**Extract to read:**
Re: PROV-ISSUE-2: proposal to vote on - process execution in the past

Hi Jun,

In general, I think we were trying to get agreement rather than agreement.

I would like to see the group get a general agreement on the space of 
terminology and definitions. Then we can focus down.

Thanks
Paul

Jun Zhao wrote:
> Hi James,
>
> [...]
>
>> But maybe I'm being overly pedantic.
>
> I think bringing in MUST and SHOULD makes the definitions much more
> rigorous. Your definition has nicely implied a set of validation rules
> for provenance logs:)
>
> But I am not sure whether this level of rigor should happen when we
> implement the model using semantics or now, when defining the concepts.
>
> A question to the chairs and others:
>
> How rigorous do we want to in concept definitions?
>
> cheers,
>
> Jun
>
>>
>> --James
>>
>> On Jun 14, 2011, at 12:29 PM, Simon Miles wrote:
>>
>>> +1 except for the caveat made in the last teleconference, e.g. I might
>>> be modelling what I expect the provenance of something to be in 10
>>> years time, in which case the execution is in the past of an imagined
>>> future, not in the past from now.
>>>
>>> So I would qualify the definition to something like:
>>> "the start of a process execution is always in the past, from the
>>> position of any assertion made about it."
>>>
>>> Thanks,
>>> Simon
>>>
>>> On 14 June 2011 11:48, Paul Groth<pgroth@gmail.com> wrote:
>>>> Hi All:
>>>>
>>>> In trying to move towards a definition of process execution, it
>>>> would be
>>>> good to get the groups consensus on the notion of process execution
>>>> being in the past. Namely, the following is proposed from the last
>>>> telecon:
>>>>
>>>> "A process execution has either completed (occurred in the past) or
>>>> is
>>>> occurring in present (partially complete). In other words, the
>>>> start of
>>>> a process execution is always in the past."

**Material shown:**

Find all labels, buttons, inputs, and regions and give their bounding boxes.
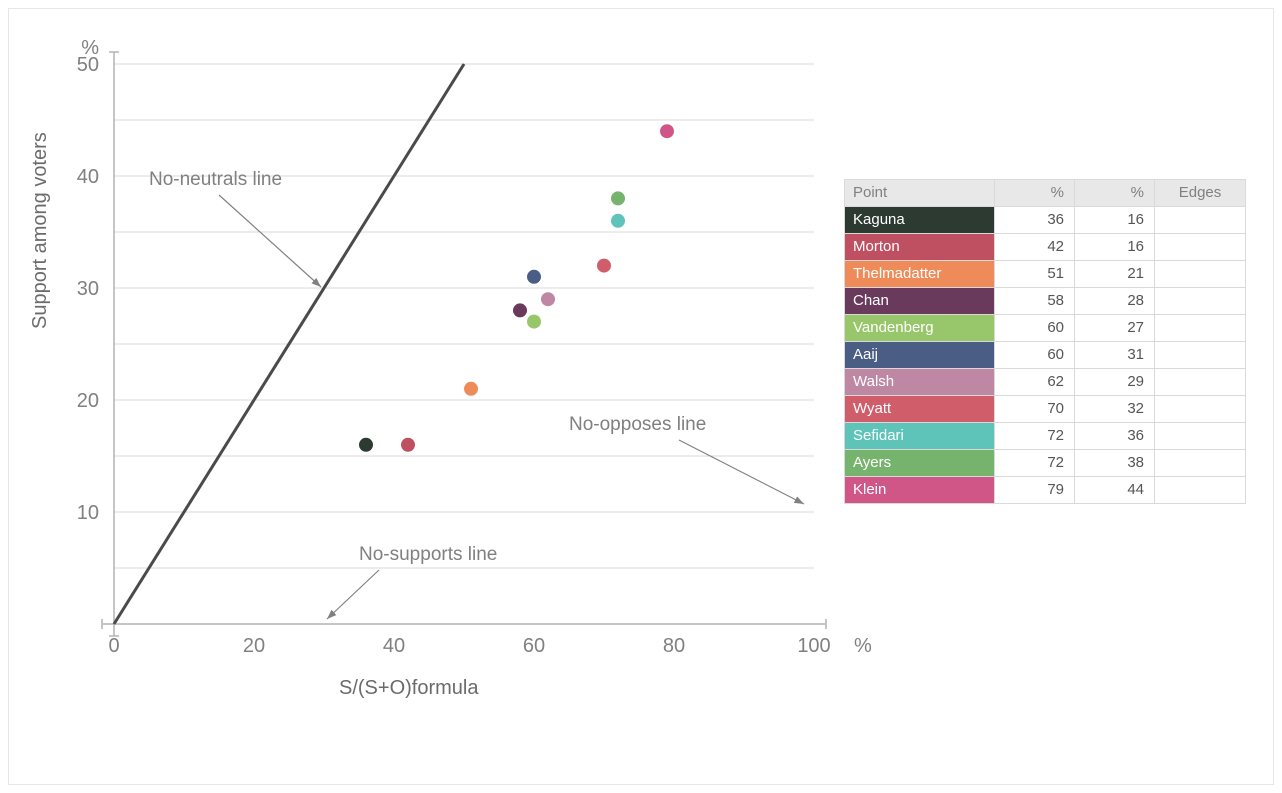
table-row: Morton4216 [845, 234, 1245, 261]
data-point [660, 124, 674, 138]
table-cell-pct2: 38 [1075, 450, 1155, 476]
data-point [401, 438, 415, 452]
table-cell-pct1: 42 [995, 234, 1075, 260]
table-cell-edges [1155, 207, 1245, 233]
table-cell-pct2: 31 [1075, 342, 1155, 368]
table-cell-pct1: 62 [995, 369, 1075, 395]
table-cell-point: Wyatt [845, 396, 995, 422]
table-cell-point: Aaij [845, 342, 995, 368]
table-header-edges: Edges [1155, 180, 1245, 206]
table-header-point: Point [845, 180, 995, 206]
table-cell-pct2: 32 [1075, 396, 1155, 422]
table-cell-pct1: 72 [995, 423, 1075, 449]
table-cell-pct2: 29 [1075, 369, 1155, 395]
table-cell-edges [1155, 396, 1245, 422]
x-tick-label: 20 [243, 635, 265, 657]
table-cell-edges [1155, 261, 1245, 287]
table-cell-edges [1155, 234, 1245, 260]
table-row: Kaguna3616 [845, 207, 1245, 234]
table-cell-pct2: 16 [1075, 234, 1155, 260]
chart-frame: 020406080100%1020304050% Support among v… [8, 8, 1274, 785]
data-point [359, 438, 373, 452]
table-cell-point: Walsh [845, 369, 995, 395]
table-body: Kaguna3616Morton4216Thelmadatter5121Chan… [845, 207, 1245, 503]
y-axis-label: Support among voters [29, 132, 52, 329]
table-cell-point: Vandenberg [845, 315, 995, 341]
data-point [611, 191, 625, 205]
table-cell-point: Chan [845, 288, 995, 314]
table-cell-edges [1155, 450, 1245, 476]
table-cell-pct1: 51 [995, 261, 1075, 287]
no-supports-annotation: No-supports line [359, 544, 497, 566]
table-row: Chan5828 [845, 288, 1245, 315]
table-cell-pct1: 60 [995, 315, 1075, 341]
no-opposes-annotation: No-opposes line [569, 414, 706, 436]
data-point [464, 382, 478, 396]
no-neutrals-arrow [219, 195, 321, 287]
table-cell-pct2: 36 [1075, 423, 1155, 449]
table-cell-point: Thelmadatter [845, 261, 995, 287]
table-cell-pct1: 58 [995, 288, 1075, 314]
no-supports-arrow [327, 570, 379, 619]
data-point [527, 315, 541, 329]
data-point [527, 270, 541, 284]
data-table: Point % % Edges Kaguna3616Morton4216Thel… [844, 179, 1246, 504]
table-cell-pct1: 36 [995, 207, 1075, 233]
x-tick-label: 0 [108, 635, 119, 657]
no-neutrals-annotation: No-neutrals line [149, 169, 282, 191]
table-row: Walsh6229 [845, 369, 1245, 396]
x-tick-label: 40 [383, 635, 405, 657]
table-cell-pct2: 44 [1075, 477, 1155, 503]
table-cell-edges [1155, 477, 1245, 503]
table-cell-pct1: 70 [995, 396, 1075, 422]
y-tick-label: 40 [77, 166, 99, 188]
table-cell-edges [1155, 369, 1245, 395]
table-cell-edges [1155, 315, 1245, 341]
table-cell-pct1: 79 [995, 477, 1075, 503]
table-cell-point: Morton [845, 234, 995, 260]
y-tick-label: 30 [77, 278, 99, 300]
table-cell-pct2: 27 [1075, 315, 1155, 341]
data-point [597, 259, 611, 273]
table-row: Vandenberg6027 [845, 315, 1245, 342]
table-row: Thelmadatter5121 [845, 261, 1245, 288]
no-opposes-arrow [679, 440, 804, 504]
table-cell-edges [1155, 288, 1245, 314]
table-cell-pct2: 16 [1075, 207, 1155, 233]
data-point [541, 292, 555, 306]
table-cell-pct1: 60 [995, 342, 1075, 368]
table-row: Sefidari7236 [845, 423, 1245, 450]
table-row: Ayers7238 [845, 450, 1245, 477]
table-cell-point: Klein [845, 477, 995, 503]
table-row: Klein7944 [845, 477, 1245, 503]
y-tick-label: 10 [77, 502, 99, 524]
table-cell-edges [1155, 342, 1245, 368]
x-tick-label: 100 [797, 635, 830, 657]
table-cell-pct1: 72 [995, 450, 1075, 476]
table-header-row: Point % % Edges [845, 180, 1245, 207]
table-row: Aaij6031 [845, 342, 1245, 369]
x-tick-label: 80 [663, 635, 685, 657]
table-cell-edges [1155, 423, 1245, 449]
table-header-pct2: % [1075, 180, 1155, 206]
table-cell-pct2: 21 [1075, 261, 1155, 287]
x-axis-label: S/(S+O)formula [339, 677, 478, 700]
data-point [513, 303, 527, 317]
x-axis-unit: % [854, 635, 872, 657]
table-cell-pct2: 28 [1075, 288, 1155, 314]
table-cell-point: Kaguna [845, 207, 995, 233]
y-tick-label: 20 [77, 390, 99, 412]
table-header-pct1: % [995, 180, 1075, 206]
table-cell-point: Ayers [845, 450, 995, 476]
y-axis-unit: % [81, 37, 99, 59]
table-row: Wyatt7032 [845, 396, 1245, 423]
table-cell-point: Sefidari [845, 423, 995, 449]
data-point [611, 214, 625, 228]
x-tick-label: 60 [523, 635, 545, 657]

**Required tasks:**
a) In the email thread, what does Jun Zhao say that bringing in MUST and SHOULD does to the definitions?
b) Repeat the part of the email thread that begins at the words "In general, I" and stops after "being overly pedantic.".

**Responses to the exercise:**
a) It makes the definitions much more rigorous.

b)
In general, I think we were trying to get agreement rather than agreement.

I would like to see the group get a general agreement on the space of 
terminology and definitions. Then we can focus down.

Thanks
Paul

Jun Zhao wrote:
> Hi James,
>
> [...]
>
>> But maybe I'm being overly pedantic.